SHORT PROBLEM: Report all lines from the entries below in which "marker" appears.

INPUT ROWS:
##############################

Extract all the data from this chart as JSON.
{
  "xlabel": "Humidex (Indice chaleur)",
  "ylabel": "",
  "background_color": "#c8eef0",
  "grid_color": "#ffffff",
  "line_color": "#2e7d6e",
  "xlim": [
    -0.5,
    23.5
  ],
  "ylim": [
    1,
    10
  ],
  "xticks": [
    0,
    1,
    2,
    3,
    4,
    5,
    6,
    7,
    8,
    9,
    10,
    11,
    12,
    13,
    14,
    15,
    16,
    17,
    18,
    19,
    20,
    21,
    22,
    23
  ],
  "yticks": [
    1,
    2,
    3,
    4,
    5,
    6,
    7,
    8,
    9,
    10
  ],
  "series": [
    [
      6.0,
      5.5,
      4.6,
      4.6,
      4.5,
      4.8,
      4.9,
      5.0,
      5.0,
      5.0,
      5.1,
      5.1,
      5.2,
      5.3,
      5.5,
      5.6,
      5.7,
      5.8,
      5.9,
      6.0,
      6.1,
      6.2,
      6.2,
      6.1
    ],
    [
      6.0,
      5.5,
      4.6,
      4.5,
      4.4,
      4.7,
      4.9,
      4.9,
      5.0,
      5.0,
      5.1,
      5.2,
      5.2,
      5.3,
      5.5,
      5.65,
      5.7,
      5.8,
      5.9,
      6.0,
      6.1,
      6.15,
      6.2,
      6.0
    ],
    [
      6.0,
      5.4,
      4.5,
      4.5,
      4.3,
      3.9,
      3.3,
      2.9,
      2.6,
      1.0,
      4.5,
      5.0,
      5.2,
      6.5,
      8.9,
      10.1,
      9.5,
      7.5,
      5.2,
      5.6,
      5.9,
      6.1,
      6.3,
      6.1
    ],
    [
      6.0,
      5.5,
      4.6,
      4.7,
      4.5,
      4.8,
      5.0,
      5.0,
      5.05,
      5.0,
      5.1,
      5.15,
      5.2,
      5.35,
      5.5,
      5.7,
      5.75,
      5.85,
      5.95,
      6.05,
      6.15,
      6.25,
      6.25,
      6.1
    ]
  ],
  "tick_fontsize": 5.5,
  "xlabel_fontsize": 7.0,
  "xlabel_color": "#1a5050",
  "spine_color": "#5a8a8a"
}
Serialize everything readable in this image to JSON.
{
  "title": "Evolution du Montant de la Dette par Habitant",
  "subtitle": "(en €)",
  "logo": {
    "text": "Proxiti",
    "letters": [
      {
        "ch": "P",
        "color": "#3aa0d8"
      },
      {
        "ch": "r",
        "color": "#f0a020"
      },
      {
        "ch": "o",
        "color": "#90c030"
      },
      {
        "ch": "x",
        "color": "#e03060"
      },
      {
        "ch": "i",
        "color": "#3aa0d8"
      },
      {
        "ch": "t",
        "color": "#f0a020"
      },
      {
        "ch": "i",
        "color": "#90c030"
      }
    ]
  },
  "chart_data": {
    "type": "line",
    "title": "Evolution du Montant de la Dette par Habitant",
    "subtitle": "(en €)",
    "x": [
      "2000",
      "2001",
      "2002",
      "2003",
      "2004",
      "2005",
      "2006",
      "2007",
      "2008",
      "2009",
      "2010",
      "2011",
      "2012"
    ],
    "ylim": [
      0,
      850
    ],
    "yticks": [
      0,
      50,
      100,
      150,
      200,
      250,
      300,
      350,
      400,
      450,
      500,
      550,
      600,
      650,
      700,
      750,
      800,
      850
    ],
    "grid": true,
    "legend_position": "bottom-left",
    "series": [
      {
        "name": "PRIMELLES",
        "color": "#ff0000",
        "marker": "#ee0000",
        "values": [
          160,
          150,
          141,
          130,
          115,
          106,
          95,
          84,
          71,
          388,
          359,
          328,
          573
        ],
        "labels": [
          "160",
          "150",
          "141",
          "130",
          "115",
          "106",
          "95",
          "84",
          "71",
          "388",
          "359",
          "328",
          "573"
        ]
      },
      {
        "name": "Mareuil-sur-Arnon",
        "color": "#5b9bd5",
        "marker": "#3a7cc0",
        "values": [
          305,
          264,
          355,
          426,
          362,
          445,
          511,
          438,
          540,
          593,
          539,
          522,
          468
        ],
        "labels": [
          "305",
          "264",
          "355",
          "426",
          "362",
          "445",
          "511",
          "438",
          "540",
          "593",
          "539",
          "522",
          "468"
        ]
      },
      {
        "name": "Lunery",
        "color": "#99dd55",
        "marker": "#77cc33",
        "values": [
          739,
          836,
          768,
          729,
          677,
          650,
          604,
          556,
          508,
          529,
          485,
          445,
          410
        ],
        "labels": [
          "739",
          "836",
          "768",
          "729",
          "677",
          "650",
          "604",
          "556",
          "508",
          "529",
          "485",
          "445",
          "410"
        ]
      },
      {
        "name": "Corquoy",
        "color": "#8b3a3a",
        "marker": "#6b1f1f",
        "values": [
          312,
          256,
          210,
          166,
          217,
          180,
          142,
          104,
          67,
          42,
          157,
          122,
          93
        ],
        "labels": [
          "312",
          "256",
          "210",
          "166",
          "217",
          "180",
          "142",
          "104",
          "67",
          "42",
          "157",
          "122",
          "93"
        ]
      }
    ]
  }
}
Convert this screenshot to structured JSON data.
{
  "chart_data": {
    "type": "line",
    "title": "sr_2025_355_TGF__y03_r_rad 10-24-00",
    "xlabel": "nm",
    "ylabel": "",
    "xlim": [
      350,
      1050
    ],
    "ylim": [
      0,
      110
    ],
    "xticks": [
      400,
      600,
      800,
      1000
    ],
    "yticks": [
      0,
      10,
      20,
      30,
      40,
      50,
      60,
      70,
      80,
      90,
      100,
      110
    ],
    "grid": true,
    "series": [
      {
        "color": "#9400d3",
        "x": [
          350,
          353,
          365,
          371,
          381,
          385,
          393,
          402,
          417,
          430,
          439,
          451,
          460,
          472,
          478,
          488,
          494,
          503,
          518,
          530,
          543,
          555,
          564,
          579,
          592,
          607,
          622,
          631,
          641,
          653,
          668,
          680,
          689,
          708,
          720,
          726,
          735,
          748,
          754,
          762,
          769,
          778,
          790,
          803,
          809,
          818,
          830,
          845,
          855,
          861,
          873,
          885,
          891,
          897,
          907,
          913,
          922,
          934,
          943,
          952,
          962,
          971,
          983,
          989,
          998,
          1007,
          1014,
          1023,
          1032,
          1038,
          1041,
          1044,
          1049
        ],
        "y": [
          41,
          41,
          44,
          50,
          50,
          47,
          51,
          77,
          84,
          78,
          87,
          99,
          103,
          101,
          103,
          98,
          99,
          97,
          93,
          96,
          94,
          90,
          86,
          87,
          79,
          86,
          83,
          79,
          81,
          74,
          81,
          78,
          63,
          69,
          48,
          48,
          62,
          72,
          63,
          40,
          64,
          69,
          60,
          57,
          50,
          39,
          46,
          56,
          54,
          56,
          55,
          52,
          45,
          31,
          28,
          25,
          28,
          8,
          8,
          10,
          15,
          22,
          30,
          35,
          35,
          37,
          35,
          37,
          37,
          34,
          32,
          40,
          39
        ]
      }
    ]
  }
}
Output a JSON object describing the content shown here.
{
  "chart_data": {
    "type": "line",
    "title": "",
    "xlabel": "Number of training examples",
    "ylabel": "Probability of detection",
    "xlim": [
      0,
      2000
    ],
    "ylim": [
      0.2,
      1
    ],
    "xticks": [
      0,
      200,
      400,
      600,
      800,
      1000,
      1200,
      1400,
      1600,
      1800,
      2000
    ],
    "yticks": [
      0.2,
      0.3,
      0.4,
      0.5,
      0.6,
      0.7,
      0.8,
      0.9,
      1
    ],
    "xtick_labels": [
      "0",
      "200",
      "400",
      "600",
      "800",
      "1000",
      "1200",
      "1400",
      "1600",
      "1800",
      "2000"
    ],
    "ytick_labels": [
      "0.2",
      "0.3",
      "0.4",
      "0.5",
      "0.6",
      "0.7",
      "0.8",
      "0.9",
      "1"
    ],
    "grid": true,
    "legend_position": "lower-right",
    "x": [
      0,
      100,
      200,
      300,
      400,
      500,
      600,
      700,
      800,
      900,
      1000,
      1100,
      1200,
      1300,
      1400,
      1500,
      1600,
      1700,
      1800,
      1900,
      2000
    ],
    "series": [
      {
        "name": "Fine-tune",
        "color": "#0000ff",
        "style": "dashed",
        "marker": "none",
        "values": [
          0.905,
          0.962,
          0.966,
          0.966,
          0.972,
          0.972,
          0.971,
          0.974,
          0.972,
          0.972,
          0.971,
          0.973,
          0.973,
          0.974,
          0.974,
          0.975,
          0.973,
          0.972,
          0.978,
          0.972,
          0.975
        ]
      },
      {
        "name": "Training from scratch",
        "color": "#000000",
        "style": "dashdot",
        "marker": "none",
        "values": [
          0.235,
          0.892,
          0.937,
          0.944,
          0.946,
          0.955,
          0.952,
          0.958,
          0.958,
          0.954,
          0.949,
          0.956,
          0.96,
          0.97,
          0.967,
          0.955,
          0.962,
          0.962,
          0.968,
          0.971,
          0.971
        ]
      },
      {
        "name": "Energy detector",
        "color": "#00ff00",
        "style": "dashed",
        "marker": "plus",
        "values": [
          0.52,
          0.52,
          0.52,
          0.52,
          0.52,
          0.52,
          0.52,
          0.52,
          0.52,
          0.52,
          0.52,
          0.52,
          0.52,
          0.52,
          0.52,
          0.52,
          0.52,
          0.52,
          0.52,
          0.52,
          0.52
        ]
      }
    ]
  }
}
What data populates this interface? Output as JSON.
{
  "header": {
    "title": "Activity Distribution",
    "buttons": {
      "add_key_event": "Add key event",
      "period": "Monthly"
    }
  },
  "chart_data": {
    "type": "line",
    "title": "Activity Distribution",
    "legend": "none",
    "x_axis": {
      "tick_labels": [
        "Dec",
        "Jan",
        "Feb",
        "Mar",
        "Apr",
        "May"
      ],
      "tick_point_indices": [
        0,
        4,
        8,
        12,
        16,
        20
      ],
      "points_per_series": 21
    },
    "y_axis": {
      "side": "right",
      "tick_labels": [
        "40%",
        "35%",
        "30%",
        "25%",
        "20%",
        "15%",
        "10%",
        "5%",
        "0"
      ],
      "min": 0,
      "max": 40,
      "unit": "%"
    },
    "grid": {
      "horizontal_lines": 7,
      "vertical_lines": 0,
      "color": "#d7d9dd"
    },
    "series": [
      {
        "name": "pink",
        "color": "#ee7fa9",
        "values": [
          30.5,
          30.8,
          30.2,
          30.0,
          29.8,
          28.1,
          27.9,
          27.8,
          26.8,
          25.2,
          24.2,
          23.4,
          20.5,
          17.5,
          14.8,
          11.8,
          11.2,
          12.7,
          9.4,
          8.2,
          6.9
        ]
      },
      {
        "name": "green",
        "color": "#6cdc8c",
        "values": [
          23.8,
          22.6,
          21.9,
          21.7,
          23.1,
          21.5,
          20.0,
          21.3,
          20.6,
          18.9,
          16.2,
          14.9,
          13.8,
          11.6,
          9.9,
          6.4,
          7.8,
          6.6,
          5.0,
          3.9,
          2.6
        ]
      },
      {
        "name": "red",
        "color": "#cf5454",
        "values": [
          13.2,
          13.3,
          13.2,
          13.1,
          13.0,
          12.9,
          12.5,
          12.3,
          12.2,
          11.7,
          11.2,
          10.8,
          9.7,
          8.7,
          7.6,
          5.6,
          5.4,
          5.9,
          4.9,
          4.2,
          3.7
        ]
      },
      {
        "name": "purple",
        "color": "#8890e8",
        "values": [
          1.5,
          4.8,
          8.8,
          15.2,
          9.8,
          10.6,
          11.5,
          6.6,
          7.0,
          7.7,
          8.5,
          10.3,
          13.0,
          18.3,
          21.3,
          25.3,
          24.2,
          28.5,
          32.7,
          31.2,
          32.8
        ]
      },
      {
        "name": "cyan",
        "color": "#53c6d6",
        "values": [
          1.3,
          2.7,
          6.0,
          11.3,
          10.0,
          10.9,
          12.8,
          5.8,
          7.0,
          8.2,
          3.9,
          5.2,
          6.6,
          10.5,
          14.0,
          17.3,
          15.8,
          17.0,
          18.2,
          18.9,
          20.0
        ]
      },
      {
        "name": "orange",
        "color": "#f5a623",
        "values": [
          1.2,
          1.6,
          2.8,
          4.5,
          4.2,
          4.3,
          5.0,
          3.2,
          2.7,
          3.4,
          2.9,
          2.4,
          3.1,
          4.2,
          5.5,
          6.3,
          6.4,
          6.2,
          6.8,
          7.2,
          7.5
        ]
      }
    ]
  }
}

##############################

EXERCISE SOLUTION:
        "marker": "#ee0000",
        "marker": "#3a7cc0",
        "marker": "#77cc33",
        "marker": "#6b1f1f",
        "marker": "none",
        "marker": "none",
        "marker": "plus",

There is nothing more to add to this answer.